Requirement:
Can you transcribe the data exactly? Leave the pictures out.

———

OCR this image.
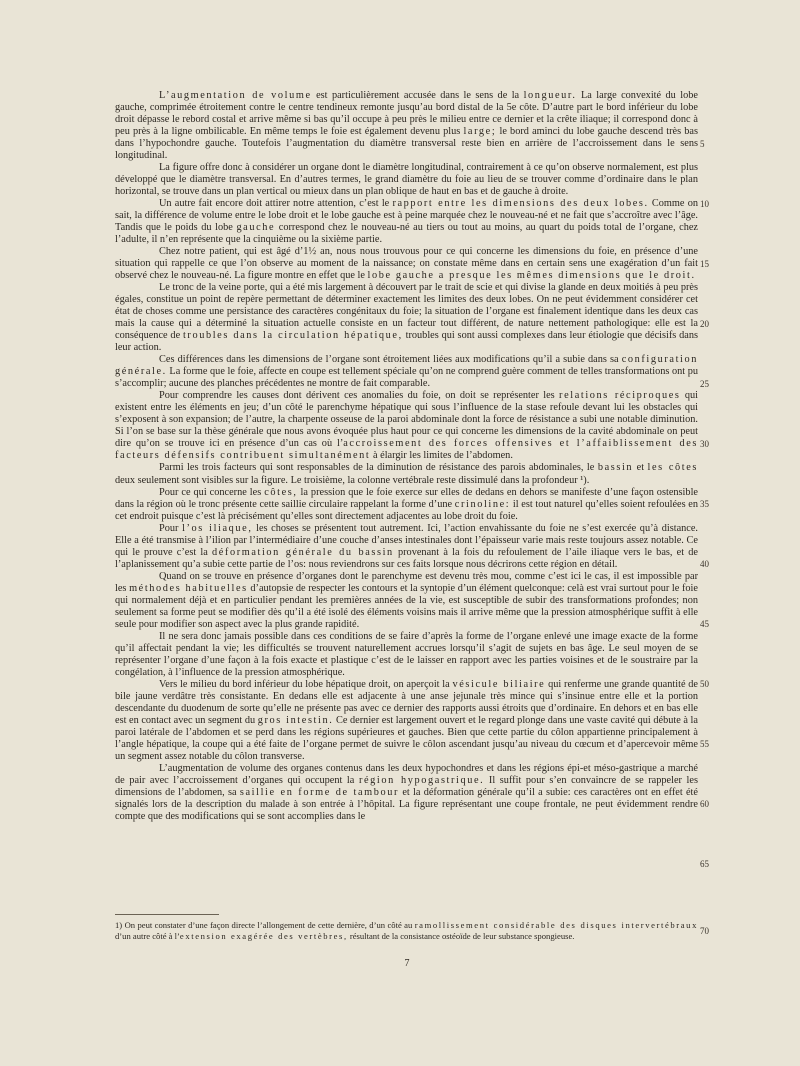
L’augmentation de volume est particulièrement accusée dans le sens de la longueur. La large convexité du lobe gauche, comprimée étroitement contre le centre tendineux remonte jusqu’au bord distal de la 5e côte. D’autre part le bord inférieur du lobe droit dépasse le rebord costal et arrive même si bas qu’il occupe à peu près le milieu entre ce dernier et la crête iliaque; il correspond donc à peu près à la ligne ombilicable. En même temps le foie est également devenu plus large; le bord aminci du lobe gauche descend très bas dans l’hypochondre gauche. Toutefois l’augmentation du diamètre transversal reste bien en arrière de l’accroissement dans le sens longitudinal.

La figure offre donc à considérer un organe dont le diamètre longitudinal, contrairement à ce qu’on observe normalement, est plus développé que le diamètre transversal. En d’autres termes, le grand diamètre du foie au lieu de se trouver comme d’ordinaire dans le plan horizontal, se trouve dans un plan vertical ou mieux dans un plan oblique de haut en bas et de gauche à droite.

Un autre fait encore doit attirer notre attention, c’est le rapport entre les dimensions des deux lobes. Comme on sait, la différence de volume entre le lobe droit et le lobe gauche est à peine marquée chez le nouveau-né et ne fait que s’accroître avec l’âge. Tandis que le poids du lobe gauche correspond chez le nouveau-né au tiers ou tout au moins, au quart du poids total de l’organe, chez l’adulte, il n’en représente que la cinquième ou la sixième partie.

Chez notre patient, qui est âgé d’1½ an, nous nous trouvous pour ce qui concerne les dimensions du foie, en présence d’une situation qui rappelle ce que l’on observe au moment de la naissance; on constate même dans en certain sens une exagération d’un fait observé chez le nouveau-né. La figure montre en effet que le lobe gauche a presque les mêmes dimensions que le droit.

Le tronc de la veine porte, qui a été mis largement à découvert par le trait de scie et qui divise la glande en deux moitiés à peu près égales, constitue un point de repère permettant de déterminer exactement les limites des deux lobes. On ne peut évidemment considérer cet état de choses comme une persistance des caractères congénitaux du foie; la situation de l’organe est finalement identique dans les deux cas mais la cause qui a déterminé la situation actuelle consiste en un facteur tout différent, de nature nettement pathologique: elle est la conséquence de troubles dans la circulation hépatique, troubles qui sont aussi complexes dans leur étiologie que décisifs dans leur action.

Ces différences dans les dimensions de l’organe sont étroitement liées aux modifications qu’il a subie dans sa configuration générale. La forme que le foie, affecte en coupe est tellement spéciale qu’on ne comprend guère comment de telles transformations ont pu s’accomplir; aucune des planches précédentes ne montre de fait comparable.

Pour comprendre les causes dont dérivent ces anomalies du foie, on doit se représenter les relations réciproques qui existent entre les éléments en jeu; d’un côté le parenchyme hépatique qui sous l’influence de la stase refoule devant lui les obstacles qui s’exposent à son expansion; de l’autre, la charpente osseuse de la paroi abdominale dont la force de résistance a subi une notable diminution. Si l’on se base sur la thèse générale que nous avons évoquée plus haut pour ce qui concerne les dimensions de la cavité abdominale on peut dire qu’on se trouve ici en présence d’un cas où l’accroissement des forces offensives et l’affaiblissement des facteurs défensifs contribuent simultanément à élargir les limites de l’abdomen.

Parmi les trois facteurs qui sont responsables de la diminution de résistance des parois abdominales, le bassin et les côtes deux seulement sont visibles sur la figure. Le troisième, la colonne vertébrale reste dissimulé dans la profondeur ¹).

Pour ce qui concerne les côtes, la pression que le foie exerce sur elles de dedans en dehors se manifeste d’une façon ostensible dans la région où le tronc présente cette saillie circulaire rappelant la forme d’une crinoline: il est tout naturel qu’elles soient refoulées en cet endroit puisque c’est là précisément qu’elles sont directement adjacentes au lobe droit du foie.

Pour l’os iliaque, les choses se présentent tout autrement. Ici, l’action envahissante du foie ne s’est exercée qu’à distance. Elle a été transmise à l’ilion par l’intermédiaire d’une couche d’anses intestinales dont l’épaisseur varie mais reste toujours assez notable. Ce qui le prouve c’est la déformation générale du bassin provenant à la fois du refoulement de l’aile iliaque vers le bas, et de l’aplanissement qu’a subie cette partie de l’os: nous reviendrons sur ces faits lorsque nous décrirons cette région en détail.

Quand on se trouve en présence d’organes dont le parenchyme est devenu très mou, comme c’est ici le cas, il est impossible par les méthodes habituelles d’autopsie de respecter les contours et la syntopie d’un élément quelconque: celà est vrai surtout pour le foie qui normalement déjà et en particulier pendant les premières années de la vie, est susceptible de subir des transformations profondes; non seulement sa forme peut se modifier dès qu’il a été isolé des éléments voisins mais il arrive même que la pression atmosphérique suffit à elle seule pour modifier son aspect avec la plus grande rapidité.

Il ne sera donc jamais possible dans ces conditions de se faire d’après la forme de l’organe enlevé une image exacte de la forme qu’il affectait pendant la vie; les difficultés se trouvent naturellement accrues lorsqu’il s’agit de sujets en bas âge. Le seul moyen de se représenter l’organe d’une façon à la fois exacte et plastique c’est de le laisser en rapport avec les parties voisines et de le soustraire par la congélation, à l’influence de la pression atmosphérique.

Vers le milieu du bord inférieur du lobe hépatique droit, on aperçoit la vésicule biliaire qui renferme une grande quantité de bile jaune verdâtre très consistante. En dedans elle est adjacente à une anse jejunale très mince qui s’insinue entre elle et la portion descendante du duodenum de sorte qu’elle ne présente pas avec ce dernier des rapports aussi étroits que d’ordinaire. En dehors et en bas elle est en contact avec un segment du gros intestin. Ce dernier est largement ouvert et le regard plonge dans une vaste cavité qui débute à la paroi latérale de l’abdomen et se perd dans les régions supérieures et gauches. Bien que cette partie du côlon appartienne principalement à l’angle hépatique, la coupe qui a été faite de l’organe permet de suivre le côlon ascendant jusqu’au niveau du cœcum et d’apercevoir même un segment assez notable du côlon transverse.

L’augmentation de volume des organes contenus dans les deux hypochondres et dans les régions épi-et méso-gastrique a marché de pair avec l’accroissement d’organes qui occupent la région hypogastrique. Il suffit pour s’en convaincre de se rappeler les dimensions de l’abdomen, sa saillie en forme de tambour et la déformation générale qu’il a subie: ces caractères ont en effet été signalés lors de la description du malade à son entrée à l’hôpital. La figure représentant une coupe frontale, ne peut évidemment rendre compte que des modifications qui se sont accomplies dans le

5
10
15
20
25
30
35
40
45
50
55
60
65
70
1) On peut constater d’une façon directe l’allongement de cette dernière, d’un côté au ramollissement considérable des disques intervertébraux d’un autre côté à l’extension exagérée des vertèbres, résultant de la consistance ostéoïde de leur substance spongieuse.
7
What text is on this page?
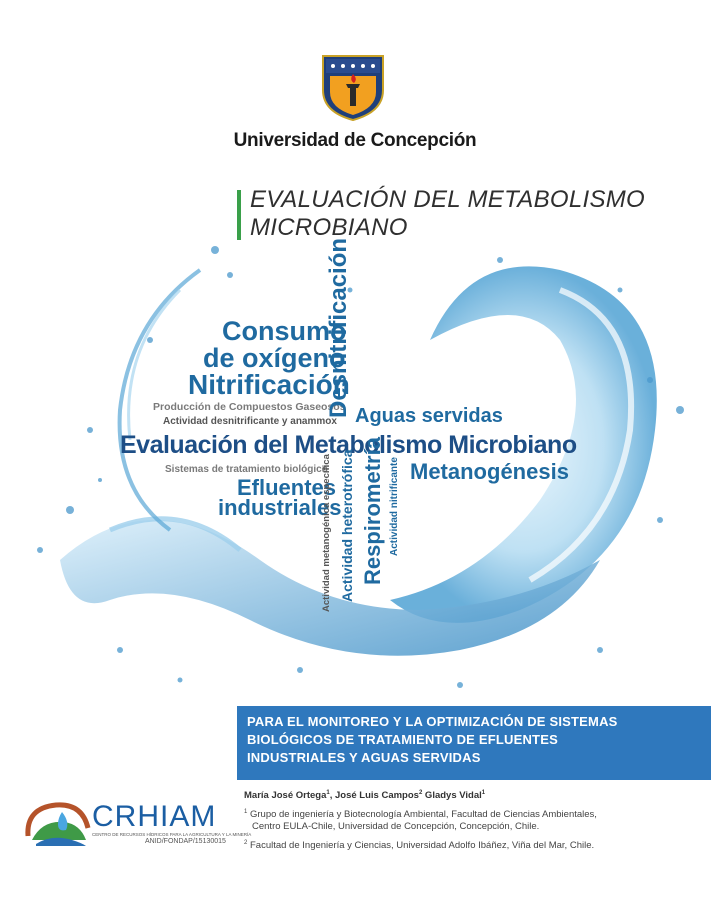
Universidad de Concepción
EVALUACIÓN DEL METABOLISMO
MICROBIANO
Consumo
de oxígeno
Nitrificación
Producción de Compuestos Gaseosos
Actividad desnitrificante y anammox
Desnitrificación Aguas servidas
Evaluación del Metabolismo Microbiano
Sistemas de tratamiento biológico
Efluentes
industriales
Metanogénesis
Actividad metanogénica específica Actividad heterotrófica Respirometría Actividad nitrificante
PARA EL MONITOREO Y LA OPTIMIZACIÓN DE SISTEMAS
BIOLÓGICOS DE TRATAMIENTO DE EFLUENTES
INDUSTRIALES Y AGUAS SERVIDAS
CRHIAM
CENTRO DE RECURSOS HÍDRICOS PARA LA AGRICULTURA Y LA MINERÍA
ANID/FONDAP/15130015
María José Ortega$^1$, José Luis Campos$^2$ Gladys Vidal$^1$
$^1$ Grupo de ingeniería y Biotecnología Ambiental, Facultad de Ciencias Ambientales,
Centro EULA-Chile, Universidad de Concepción, Concepción, Chile.
$^2$ Facultad de Ingeniería y Ciencias, Universidad Adolfo Ibáñez, Viña del Mar, Chile.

———

Task result:
OCR this image.
L’augmentation de volume est particulièrement accusée dans le sens de la longueur. La large convexité du lobe gauche, comprimée étroitement contre le centre tendineux remonte jusqu’au bord distal de la 5e côte. D’autre part le bord inférieur du lobe droit dépasse le rebord costal et arrive même si bas qu’il occupe à peu près le milieu entre ce dernier et la crête iliaque; il correspond donc à peu près à la ligne ombilicable. En même temps le foie est également devenu plus large; le bord aminci du lobe gauche descend très bas dans l’hypochondre gauche. Toutefois l’augmentation du diamètre transversal reste bien en arrière de l’accroissement dans le sens longitudinal.

La figure offre donc à considérer un organe dont le diamètre longitudinal, contrairement à ce qu’on observe normalement, est plus développé que le diamètre transversal. En d’autres termes, le grand diamètre du foie au lieu de se trouver comme d’ordinaire dans le plan horizontal, se trouve dans un plan vertical ou mieux dans un plan oblique de haut en bas et de gauche à droite.

Un autre fait encore doit attirer notre attention, c’est le rapport entre les dimensions des deux lobes. Comme on sait, la différence de volume entre le lobe droit et le lobe gauche est à peine marquée chez le nouveau-né et ne fait que s’accroître avec l’âge. Tandis que le poids du lobe gauche correspond chez le nouveau-né au tiers ou tout au moins, au quart du poids total de l’organe, chez l’adulte, il n’en représente que la cinquième ou la sixième partie.

Chez notre patient, qui est âgé d’1½ an, nous nous trouvous pour ce qui concerne les dimensions du foie, en présence d’une situation qui rappelle ce que l’on observe au moment de la naissance; on constate même dans en certain sens une exagération d’un fait observé chez le nouveau-né. La figure montre en effet que le lobe gauche a presque les mêmes dimensions que le droit.

Le tronc de la veine porte, qui a été mis largement à découvert par le trait de scie et qui divise la glande en deux moitiés à peu près égales, constitue un point de repère permettant de déterminer exactement les limites des deux lobes. On ne peut évidemment considérer cet état de choses comme une persistance des caractères congénitaux du foie; la situation de l’organe est finalement identique dans les deux cas mais la cause qui a déterminé la situation actuelle consiste en un facteur tout différent, de nature nettement pathologique: elle est la conséquence de troubles dans la circulation hépatique, troubles qui sont aussi complexes dans leur étiologie que décisifs dans leur action.

Ces différences dans les dimensions de l’organe sont étroitement liées aux modifications qu’il a subie dans sa configuration générale. La forme que le foie, affecte en coupe est tellement spéciale qu’on ne comprend guère comment de telles transformations ont pu s’accomplir; aucune des planches précédentes ne montre de fait comparable.

Pour comprendre les causes dont dérivent ces anomalies du foie, on doit se représenter les relations réciproques qui existent entre les éléments en jeu; d’un côté le parenchyme hépatique qui sous l’influence de la stase refoule devant lui les obstacles qui s’exposent à son expansion; de l’autre, la charpente osseuse de la paroi abdominale dont la force de résistance a subi une notable diminution. Si l’on se base sur la thèse générale que nous avons évoquée plus haut pour ce qui concerne les dimensions de la cavité abdominale on peut dire qu’on se trouve ici en présence d’un cas où l’accroissement des forces offensives et l’affaiblissement des facteurs défensifs contribuent simultanément à élargir les limites de l’abdomen.

Parmi les trois facteurs qui sont responsables de la diminution de résistance des parois abdominales, le bassin et les côtes deux seulement sont visibles sur la figure. Le troisième, la colonne vertébrale reste dissimulé dans la profondeur ¹).

Pour ce qui concerne les côtes, la pression que le foie exerce sur elles de dedans en dehors se manifeste d’une façon ostensible dans la région où le tronc présente cette saillie circulaire rappelant la forme d’une crinoline: il est tout naturel qu’elles soient refoulées en cet endroit puisque c’est là précisément qu’elles sont directement adjacentes au lobe droit du foie.

Pour l’os iliaque, les choses se présentent tout autrement. Ici, l’action envahissante du foie ne s’est exercée qu’à distance. Elle a été transmise à l’ilion par l’intermédiaire d’une couche d’anses intestinales dont l’épaisseur varie mais reste toujours assez notable. Ce qui le prouve c’est la déformation générale du bassin provenant à la fois du refoulement de l’aile iliaque vers le bas, et de l’aplanissement qu’a subie cette partie de l’os: nous reviendrons sur ces faits lorsque nous décrirons cette région en détail.

Quand on se trouve en présence d’organes dont le parenchyme est devenu très mou, comme c’est ici le cas, il est impossible par les méthodes habituelles d’autopsie de respecter les contours et la syntopie d’un élément quelconque: celà est vrai surtout pour le foie qui normalement déjà et en particulier pendant les premières années de la vie, est susceptible de subir des transformations profondes; non seulement sa forme peut se modifier dès qu’il a été isolé des éléments voisins mais il arrive même que la pression atmosphérique suffit à elle seule pour modifier son aspect avec la plus grande rapidité.

Il ne sera donc jamais possible dans ces conditions de se faire d’après la forme de l’organe enlevé une image exacte de la forme qu’il affectait pendant la vie; les difficultés se trouvent naturellement accrues lorsqu’il s’agit de sujets en bas âge. Le seul moyen de se représenter l’organe d’une façon à la fois exacte et plastique c’est de le laisser en rapport avec les parties voisines et de le soustraire par la congélation, à l’influence de la pression atmosphérique.

Vers le milieu du bord inférieur du lobe hépatique droit, on aperçoit la vésicule biliaire qui renferme une grande quantité de bile jaune verdâtre très consistante. En dedans elle est adjacente à une anse jejunale très mince qui s’insinue entre elle et la portion descendante du duodenum de sorte qu’elle ne présente pas avec ce dernier des rapports aussi étroits que d’ordinaire. En dehors et en bas elle est en contact avec un segment du gros intestin. Ce dernier est largement ouvert et le regard plonge dans une vaste cavité qui débute à la paroi latérale de l’abdomen et se perd dans les régions supérieures et gauches. Bien que cette partie du côlon appartienne principalement à l’angle hépatique, la coupe qui a été faite de l’organe permet de suivre le côlon ascendant jusqu’au niveau du cœcum et d’apercevoir même un segment assez notable du côlon transverse.

L’augmentation de volume des organes contenus dans les deux hypochondres et dans les régions épi-et méso-gastrique a marché de pair avec l’accroissement d’organes qui occupent la région hypogastrique. Il suffit pour s’en convaincre de se rappeler les dimensions de l’abdomen, sa saillie en forme de tambour et la déformation générale qu’il a subie: ces caractères ont en effet été signalés lors de la description du malade à son entrée à l’hôpital. La figure représentant une coupe frontale, ne peut évidemment rendre compte que des modifications qui se sont accomplies dans le

5
10
15
20
25
30
35
40
45
50
55
60
65
70
1) On peut constater d’une façon directe l’allongement de cette dernière, d’un côté au ramollissement considérable des disques intervertébraux d’un autre côté à l’extension exagérée des vertèbres, résultant de la consistance ostéoïde de leur substance spongieuse.
7
What text is on this page?
Universidad de Concepción
EVALUACIÓN DEL METABOLISMO
MICROBIANO
Consumo
de oxígeno
Nitrificación
Producción de Compuestos Gaseosos
Actividad desnitrificante y anammox
Desnitrificación Aguas servidas
Evaluación del Metabolismo Microbiano
Sistemas de tratamiento biológico
Efluentes
industriales
Metanogénesis
Actividad metanogénica específica Actividad heterotrófica Respirometría Actividad nitrificante
PARA EL MONITOREO Y LA OPTIMIZACIÓN DE SISTEMAS
BIOLÓGICOS DE TRATAMIENTO DE EFLUENTES
INDUSTRIALES Y AGUAS SERVIDAS
CRHIAM
CENTRO DE RECURSOS HÍDRICOS PARA LA AGRICULTURA Y LA MINERÍA
ANID/FONDAP/15130015
María José Ortega$^1$, José Luis Campos$^2$ Gladys Vidal$^1$
$^1$ Grupo de ingeniería y Biotecnología Ambiental, Facultad de Ciencias Ambientales,
Centro EULA-Chile, Universidad de Concepción, Concepción, Chile.
$^2$ Facultad de Ingeniería y Ciencias, Universidad Adolfo Ibáñez, Viña del Mar, Chile.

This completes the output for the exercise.